## STATED TASK
The records below should be written out again, exactly.

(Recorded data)
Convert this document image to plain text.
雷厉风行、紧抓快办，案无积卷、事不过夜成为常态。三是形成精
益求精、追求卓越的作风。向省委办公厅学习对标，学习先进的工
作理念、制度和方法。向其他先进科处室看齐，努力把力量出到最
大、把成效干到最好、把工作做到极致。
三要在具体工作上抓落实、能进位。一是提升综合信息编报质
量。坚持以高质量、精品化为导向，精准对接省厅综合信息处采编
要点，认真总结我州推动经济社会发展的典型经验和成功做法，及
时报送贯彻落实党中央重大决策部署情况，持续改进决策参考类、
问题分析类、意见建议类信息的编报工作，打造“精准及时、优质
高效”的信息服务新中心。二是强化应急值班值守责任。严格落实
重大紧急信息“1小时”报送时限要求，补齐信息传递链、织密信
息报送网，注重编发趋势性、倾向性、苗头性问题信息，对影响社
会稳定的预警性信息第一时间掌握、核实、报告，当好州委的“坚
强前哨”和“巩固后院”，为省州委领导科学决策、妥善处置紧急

## SOLVED PROBLEM
Convert this document image to plain text.
雷厉风行、紧抓快办，案无积卷、事不过夜成为常态。三是形成精
益求精、追求卓越的作风。向省委办公厅学习对标，学习先进的工
作理念、制度和方法。向其他先进科处室看齐，努力把力量出到最
大、把成效干到最好、把工作做到极致。
三要在具体工作上抓落实、能进位。一是提升综合信息编报质
量。坚持以高质量、精品化为导向，精准对接省厅综合信息处采编
要点，认真总结我州推动经济社会发展的典型经验和成功做法，及
时报送贯彻落实党中央重大决策部署情况，持续改进决策参考类、
问题分析类、意见建议类信息的编报工作，打造“精准及时、优质
高效”的信息服务新中心。二是强化应急值班值守责任。严格落实
重大紧急信息“1小时”报送时限要求，补齐信息传递链、织密信
息报送网，注重编发趋势性、倾向性、苗头性问题信息，对影响社
会稳定的预警性信息第一时间掌握、核实、报告，当好州委的“坚
强前哨”和“巩固后院”，为省州委领导科学决策、妥善处置紧急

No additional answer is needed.